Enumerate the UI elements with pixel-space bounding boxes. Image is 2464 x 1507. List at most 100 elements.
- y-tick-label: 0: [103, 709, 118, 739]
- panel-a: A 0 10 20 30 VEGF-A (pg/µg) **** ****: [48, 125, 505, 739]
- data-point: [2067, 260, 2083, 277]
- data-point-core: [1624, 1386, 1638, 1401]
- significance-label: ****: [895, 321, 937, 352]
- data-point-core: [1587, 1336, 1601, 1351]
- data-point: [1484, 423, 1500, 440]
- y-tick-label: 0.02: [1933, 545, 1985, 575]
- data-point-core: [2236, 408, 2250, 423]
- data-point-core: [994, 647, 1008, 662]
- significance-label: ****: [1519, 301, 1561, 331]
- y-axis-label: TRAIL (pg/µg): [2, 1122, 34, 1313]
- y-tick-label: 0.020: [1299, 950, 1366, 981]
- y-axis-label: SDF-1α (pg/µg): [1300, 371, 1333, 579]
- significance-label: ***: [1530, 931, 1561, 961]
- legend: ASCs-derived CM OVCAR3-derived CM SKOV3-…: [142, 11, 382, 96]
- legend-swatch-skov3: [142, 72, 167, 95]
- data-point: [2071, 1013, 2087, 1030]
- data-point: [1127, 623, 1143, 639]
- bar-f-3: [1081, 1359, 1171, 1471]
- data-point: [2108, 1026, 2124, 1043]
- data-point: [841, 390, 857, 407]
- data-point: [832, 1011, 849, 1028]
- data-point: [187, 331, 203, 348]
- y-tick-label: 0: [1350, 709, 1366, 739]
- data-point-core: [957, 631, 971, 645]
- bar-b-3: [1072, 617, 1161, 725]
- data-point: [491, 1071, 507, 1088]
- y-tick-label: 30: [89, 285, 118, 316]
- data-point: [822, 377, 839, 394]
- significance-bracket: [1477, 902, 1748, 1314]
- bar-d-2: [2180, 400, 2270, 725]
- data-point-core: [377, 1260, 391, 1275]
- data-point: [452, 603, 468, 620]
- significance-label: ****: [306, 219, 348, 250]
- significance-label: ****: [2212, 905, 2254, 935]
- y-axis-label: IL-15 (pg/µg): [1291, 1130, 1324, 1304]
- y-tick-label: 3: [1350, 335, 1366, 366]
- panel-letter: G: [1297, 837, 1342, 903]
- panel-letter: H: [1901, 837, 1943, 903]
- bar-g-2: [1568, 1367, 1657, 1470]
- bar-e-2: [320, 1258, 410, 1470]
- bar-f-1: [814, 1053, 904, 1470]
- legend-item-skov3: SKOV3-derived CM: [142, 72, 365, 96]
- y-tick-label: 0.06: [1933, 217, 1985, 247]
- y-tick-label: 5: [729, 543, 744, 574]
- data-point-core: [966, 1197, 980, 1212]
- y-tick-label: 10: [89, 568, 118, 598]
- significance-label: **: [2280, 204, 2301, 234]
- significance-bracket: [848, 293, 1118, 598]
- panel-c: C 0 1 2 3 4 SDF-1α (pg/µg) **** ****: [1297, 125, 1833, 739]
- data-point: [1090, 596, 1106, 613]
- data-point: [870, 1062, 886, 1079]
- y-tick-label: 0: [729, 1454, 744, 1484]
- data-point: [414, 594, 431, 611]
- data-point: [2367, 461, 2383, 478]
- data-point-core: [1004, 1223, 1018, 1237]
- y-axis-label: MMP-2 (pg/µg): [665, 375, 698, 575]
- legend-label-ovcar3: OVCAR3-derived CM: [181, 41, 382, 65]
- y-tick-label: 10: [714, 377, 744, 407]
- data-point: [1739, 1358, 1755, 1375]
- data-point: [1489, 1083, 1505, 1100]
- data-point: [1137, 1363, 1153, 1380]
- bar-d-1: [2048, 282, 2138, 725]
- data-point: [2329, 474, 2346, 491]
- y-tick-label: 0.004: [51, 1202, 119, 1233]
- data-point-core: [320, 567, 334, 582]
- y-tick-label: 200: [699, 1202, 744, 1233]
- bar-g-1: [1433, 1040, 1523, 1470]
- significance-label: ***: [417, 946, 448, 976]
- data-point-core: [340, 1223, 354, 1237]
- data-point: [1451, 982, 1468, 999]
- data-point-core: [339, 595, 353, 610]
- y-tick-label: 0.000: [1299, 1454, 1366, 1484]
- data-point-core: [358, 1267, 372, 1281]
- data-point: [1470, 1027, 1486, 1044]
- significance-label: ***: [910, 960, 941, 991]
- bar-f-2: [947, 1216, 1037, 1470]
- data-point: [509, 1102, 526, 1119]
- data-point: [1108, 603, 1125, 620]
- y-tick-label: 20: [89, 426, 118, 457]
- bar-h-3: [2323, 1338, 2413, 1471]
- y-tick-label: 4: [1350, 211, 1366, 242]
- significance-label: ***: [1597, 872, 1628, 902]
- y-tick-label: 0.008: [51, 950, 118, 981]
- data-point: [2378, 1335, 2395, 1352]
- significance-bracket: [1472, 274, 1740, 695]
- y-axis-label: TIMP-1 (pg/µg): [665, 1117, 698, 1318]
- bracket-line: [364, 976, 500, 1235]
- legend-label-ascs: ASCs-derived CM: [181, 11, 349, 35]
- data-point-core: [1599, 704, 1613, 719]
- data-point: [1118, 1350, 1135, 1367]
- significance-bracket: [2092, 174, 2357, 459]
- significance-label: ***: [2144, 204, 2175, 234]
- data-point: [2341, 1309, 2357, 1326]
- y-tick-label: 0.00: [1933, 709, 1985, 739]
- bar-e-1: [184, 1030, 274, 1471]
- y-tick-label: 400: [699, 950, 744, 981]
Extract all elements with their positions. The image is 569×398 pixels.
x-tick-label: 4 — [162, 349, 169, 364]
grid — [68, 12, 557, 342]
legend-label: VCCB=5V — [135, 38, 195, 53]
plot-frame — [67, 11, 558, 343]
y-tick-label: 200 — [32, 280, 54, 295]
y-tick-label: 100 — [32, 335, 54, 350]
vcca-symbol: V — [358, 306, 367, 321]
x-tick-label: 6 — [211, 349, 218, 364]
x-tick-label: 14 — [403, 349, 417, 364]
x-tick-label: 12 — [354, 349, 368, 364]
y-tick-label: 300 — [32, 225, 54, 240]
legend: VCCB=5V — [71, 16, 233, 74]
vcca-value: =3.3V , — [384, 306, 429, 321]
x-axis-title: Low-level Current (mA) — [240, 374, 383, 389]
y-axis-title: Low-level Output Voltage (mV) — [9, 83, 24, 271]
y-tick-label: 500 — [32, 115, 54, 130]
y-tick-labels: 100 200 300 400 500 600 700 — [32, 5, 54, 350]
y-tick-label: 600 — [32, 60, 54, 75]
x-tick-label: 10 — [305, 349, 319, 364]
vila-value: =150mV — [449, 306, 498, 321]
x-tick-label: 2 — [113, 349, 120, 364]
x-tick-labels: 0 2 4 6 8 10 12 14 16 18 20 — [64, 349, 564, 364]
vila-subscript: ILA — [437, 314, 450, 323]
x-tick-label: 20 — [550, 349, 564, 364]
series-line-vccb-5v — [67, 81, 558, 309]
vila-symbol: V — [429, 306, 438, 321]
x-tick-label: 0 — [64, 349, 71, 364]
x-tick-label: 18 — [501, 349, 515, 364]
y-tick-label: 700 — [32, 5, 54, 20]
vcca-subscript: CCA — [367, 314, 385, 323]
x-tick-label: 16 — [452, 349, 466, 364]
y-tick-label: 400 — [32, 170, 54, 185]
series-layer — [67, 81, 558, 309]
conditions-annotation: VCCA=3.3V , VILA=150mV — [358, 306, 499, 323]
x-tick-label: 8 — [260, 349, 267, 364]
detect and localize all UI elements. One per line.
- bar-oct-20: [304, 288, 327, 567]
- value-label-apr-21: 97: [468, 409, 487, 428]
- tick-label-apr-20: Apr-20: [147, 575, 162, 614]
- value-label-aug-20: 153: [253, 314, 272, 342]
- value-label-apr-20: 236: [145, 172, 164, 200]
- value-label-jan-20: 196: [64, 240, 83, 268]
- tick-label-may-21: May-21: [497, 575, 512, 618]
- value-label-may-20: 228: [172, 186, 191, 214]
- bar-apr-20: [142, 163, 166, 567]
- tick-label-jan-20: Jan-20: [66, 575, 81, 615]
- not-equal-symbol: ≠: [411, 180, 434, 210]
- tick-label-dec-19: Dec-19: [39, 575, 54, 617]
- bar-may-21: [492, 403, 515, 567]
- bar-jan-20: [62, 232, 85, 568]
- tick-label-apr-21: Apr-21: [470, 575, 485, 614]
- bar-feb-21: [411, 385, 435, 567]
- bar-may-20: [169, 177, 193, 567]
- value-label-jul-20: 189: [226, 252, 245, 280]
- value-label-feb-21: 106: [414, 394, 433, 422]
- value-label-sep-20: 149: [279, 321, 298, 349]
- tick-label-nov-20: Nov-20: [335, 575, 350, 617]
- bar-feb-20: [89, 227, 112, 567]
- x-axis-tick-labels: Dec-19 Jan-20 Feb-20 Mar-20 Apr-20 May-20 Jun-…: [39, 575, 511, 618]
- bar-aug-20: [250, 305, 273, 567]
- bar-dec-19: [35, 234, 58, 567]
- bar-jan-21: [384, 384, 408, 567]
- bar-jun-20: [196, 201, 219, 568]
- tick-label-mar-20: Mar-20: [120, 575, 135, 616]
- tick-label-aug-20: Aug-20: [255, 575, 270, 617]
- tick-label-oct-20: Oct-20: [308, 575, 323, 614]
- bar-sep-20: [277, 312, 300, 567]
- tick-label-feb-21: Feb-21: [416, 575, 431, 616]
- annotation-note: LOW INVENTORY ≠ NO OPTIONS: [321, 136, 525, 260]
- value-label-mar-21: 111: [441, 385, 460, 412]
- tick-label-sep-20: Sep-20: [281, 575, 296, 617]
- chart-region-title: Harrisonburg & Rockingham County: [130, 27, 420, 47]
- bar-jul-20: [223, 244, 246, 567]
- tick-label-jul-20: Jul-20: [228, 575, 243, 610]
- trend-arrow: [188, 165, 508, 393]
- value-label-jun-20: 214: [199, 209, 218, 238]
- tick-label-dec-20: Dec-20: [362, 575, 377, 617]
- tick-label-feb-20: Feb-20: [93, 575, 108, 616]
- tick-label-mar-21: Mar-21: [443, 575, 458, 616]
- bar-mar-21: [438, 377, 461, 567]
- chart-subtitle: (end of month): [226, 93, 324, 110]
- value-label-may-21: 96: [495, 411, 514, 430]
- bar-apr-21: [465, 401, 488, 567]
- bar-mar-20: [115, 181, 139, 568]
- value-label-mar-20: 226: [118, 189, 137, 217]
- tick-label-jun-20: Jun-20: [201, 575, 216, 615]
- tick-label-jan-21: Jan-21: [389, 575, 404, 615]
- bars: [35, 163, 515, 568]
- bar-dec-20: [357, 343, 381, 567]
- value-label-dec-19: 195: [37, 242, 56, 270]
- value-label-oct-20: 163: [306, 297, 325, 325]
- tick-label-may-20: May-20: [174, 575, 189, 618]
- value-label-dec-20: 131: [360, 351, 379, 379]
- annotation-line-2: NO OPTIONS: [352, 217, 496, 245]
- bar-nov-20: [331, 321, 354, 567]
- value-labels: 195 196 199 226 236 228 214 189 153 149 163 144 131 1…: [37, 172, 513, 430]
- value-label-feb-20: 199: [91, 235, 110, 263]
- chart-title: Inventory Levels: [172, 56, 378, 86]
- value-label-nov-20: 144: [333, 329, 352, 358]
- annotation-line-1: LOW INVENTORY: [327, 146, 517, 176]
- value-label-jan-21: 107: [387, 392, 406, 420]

-------------------------

Pick out every line of the material above that contains the word "with", and copy each of those lines in full.

Enumerate the UI elements with pixel-space bounding boxes. Image is 2464 x 1507. List at most 100 elements.
Extract all elements with their positions. The image is 569×398 pixels.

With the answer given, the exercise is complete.